§ **What you need to do**
From the listing below, extract every line containing "nice".
━━━━━━━━━━━━━━━━━━━━━━━━━━━━━━
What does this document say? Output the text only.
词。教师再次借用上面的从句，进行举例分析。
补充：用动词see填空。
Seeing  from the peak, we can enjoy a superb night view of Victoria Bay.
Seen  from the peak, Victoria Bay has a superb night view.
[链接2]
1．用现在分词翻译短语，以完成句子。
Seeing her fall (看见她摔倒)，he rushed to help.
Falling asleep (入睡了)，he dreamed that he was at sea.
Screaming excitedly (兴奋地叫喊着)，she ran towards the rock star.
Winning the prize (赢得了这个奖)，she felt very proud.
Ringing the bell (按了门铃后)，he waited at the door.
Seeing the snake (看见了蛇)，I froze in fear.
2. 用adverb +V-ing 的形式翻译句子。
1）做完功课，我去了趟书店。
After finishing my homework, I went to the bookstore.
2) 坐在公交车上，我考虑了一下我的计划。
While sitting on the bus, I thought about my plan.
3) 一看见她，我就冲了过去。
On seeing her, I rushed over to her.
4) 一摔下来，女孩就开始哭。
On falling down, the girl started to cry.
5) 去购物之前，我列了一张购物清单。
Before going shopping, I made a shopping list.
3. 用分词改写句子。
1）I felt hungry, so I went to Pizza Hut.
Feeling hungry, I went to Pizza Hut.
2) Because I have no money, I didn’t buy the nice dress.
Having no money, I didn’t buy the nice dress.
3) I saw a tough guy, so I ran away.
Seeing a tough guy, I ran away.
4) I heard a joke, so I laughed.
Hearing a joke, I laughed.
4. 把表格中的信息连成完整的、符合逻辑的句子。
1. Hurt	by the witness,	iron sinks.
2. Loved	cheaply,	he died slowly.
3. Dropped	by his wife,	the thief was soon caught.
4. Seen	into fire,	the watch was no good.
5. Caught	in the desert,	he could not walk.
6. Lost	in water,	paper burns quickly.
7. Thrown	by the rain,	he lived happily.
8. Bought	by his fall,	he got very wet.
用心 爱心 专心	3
━━━━━━━━━━━━━━━━━━━━━━━━━━━━━━
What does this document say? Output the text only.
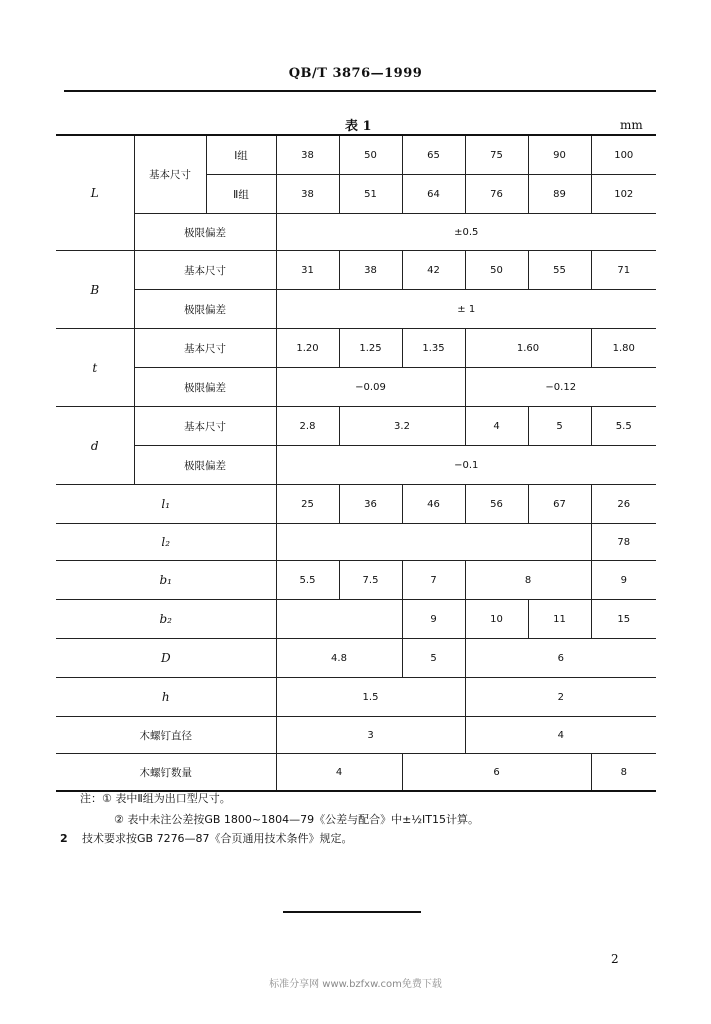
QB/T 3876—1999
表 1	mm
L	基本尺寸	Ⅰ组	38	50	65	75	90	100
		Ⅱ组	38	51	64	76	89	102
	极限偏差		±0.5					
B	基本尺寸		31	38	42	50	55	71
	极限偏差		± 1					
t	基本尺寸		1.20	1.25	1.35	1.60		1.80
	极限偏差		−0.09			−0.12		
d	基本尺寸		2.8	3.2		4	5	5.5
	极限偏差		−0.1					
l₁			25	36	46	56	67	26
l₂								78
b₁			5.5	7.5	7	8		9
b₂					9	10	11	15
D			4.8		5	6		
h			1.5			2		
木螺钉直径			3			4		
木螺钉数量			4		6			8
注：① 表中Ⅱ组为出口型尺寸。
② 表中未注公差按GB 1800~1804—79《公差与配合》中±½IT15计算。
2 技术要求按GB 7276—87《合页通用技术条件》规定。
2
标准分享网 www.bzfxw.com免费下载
━━━━━━━━━━━━━━━━━━━━━━━━━━━━━━
§ **Response below**
2) Because I have no money, I didn’t buy the nice dress.
Having no money, I didn’t buy the nice dress.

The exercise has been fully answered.